What this exercise asks:
a – List every web address that appears in the electronic voting discussion.
b – Reproduce the portion of the electronic voting discussion that starts with "The old way" and runs through "it's design criteria.".

In the most recent posting on comp.risks, the lead article is a compelling summary of the issues surrounding evoting & contains a link to an extensive document that summarizes many problems from the past decades.
The elephant in the living room that no one will acknowledge:
http://www.theinquirer.net/?article=10393
Also:
"Our video files have been attacked and taken out. Who doesn't want you to see this film? We are working around the clock to get the video files back online right away. Please check back soon."
http://www.votergate.tv/
http://www.blackboxvoting.org/
~hylas
..is obvious. The tally is not human readable. It has to be filtered through the computers programming. Programming can make any output reflect any input. The amount of money and power that is represented by controlling the US government is simpy staggering. It is the largest potential jackpot a criminally bent individual or group can approach. The temptation is overwhelming,and now *they* have the complete technical ability to achieve that goal and to get away with it, the perfect crime.
A traditional paper ballot in a locked box is human readable/countable by anyone who can count at the end of the day. It requires very little in the form of specialised skills or hardware. It is very inexpensive. Challenges can be mounted and results verified quickly and transparently. Once you get into machine reading, whether tabulated bubbles or punched out cards or pure digitial like with the diebold machines-then you have your potential problems, and with the last few elections we can see we have new problems, and they look a lot more like "on purpose" troubles than accidental. They especially look on purpose given the revelations of what was found on diebolds website and published, and with other anecdotals showing some rather distrubing intent as to election honesty. The consortium pushing electronic closed source computer voting is a who's who of the mega-profits from tax money and governmental contracts military industrial complex. This is three serious alarm bells to anyone really thinking about this subject.
The old way had it's faults, but computerised has introduced faults above and beyond that can not be addressed without trusting what is inherently untrustworthy by it's design criteria.
Then if an automatic recount is trigger, simply scan the ballots, you will have a recount much more quickly (it hurts the stock market for the count to be in limbo for so long), and it's unlikely that two independent systems would fail, but at worst case, you can always hand recount.
That's right. Evoting is discussed everyday on slashdot. It doesn't freaking matter. Every system the US deploys is corrupted. We know democrats won in 2000 and now 2004 again. And the 20-30 year old citizens are blamed every election for not showing up, thus allowing republicans to win. There are just too many conspiracies going on. Way too many to bring up.

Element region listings
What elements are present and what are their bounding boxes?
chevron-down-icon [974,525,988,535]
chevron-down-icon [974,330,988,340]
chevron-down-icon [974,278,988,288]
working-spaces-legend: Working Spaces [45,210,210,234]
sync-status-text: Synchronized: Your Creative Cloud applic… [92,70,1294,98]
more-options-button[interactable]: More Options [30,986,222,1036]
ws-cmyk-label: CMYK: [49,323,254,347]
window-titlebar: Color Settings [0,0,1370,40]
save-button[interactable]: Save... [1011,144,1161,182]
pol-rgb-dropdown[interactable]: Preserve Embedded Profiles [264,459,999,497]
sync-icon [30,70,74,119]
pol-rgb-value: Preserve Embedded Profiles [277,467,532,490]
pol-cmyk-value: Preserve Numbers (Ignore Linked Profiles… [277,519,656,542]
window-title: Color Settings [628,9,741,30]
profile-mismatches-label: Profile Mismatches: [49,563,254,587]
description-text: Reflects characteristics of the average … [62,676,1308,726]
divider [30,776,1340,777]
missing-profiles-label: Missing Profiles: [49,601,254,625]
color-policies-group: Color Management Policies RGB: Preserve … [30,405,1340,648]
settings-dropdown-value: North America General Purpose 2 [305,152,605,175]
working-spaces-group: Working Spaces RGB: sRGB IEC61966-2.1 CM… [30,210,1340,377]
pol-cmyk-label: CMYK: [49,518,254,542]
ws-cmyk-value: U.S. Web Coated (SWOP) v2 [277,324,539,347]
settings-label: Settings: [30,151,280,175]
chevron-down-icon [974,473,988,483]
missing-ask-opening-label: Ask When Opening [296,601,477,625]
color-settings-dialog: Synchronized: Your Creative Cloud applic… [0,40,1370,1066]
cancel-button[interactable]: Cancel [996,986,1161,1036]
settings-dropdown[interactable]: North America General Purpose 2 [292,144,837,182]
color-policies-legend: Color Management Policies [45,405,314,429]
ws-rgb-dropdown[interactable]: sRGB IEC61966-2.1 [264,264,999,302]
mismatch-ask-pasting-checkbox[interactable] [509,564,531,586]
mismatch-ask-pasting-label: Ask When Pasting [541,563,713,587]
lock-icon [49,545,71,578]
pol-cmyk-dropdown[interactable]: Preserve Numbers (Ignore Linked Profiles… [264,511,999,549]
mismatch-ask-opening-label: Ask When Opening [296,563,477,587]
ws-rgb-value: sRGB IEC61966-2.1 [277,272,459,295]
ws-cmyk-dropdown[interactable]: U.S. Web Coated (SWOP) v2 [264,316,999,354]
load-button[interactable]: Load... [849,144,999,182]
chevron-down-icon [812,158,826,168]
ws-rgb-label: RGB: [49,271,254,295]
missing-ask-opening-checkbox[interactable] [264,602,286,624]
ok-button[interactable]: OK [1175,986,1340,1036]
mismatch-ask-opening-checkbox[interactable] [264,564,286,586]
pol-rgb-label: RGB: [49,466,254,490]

Results of the exercise:
a –
http://www.theinquirer.net/?article=10393
http://www.votergate.tv/
http://www.blackboxvoting.org/

b –
The old way had it's faults, but computerised has introduced faults above and beyond that can not be addressed without trusting what is inherently untrustworthy by it's design criteria.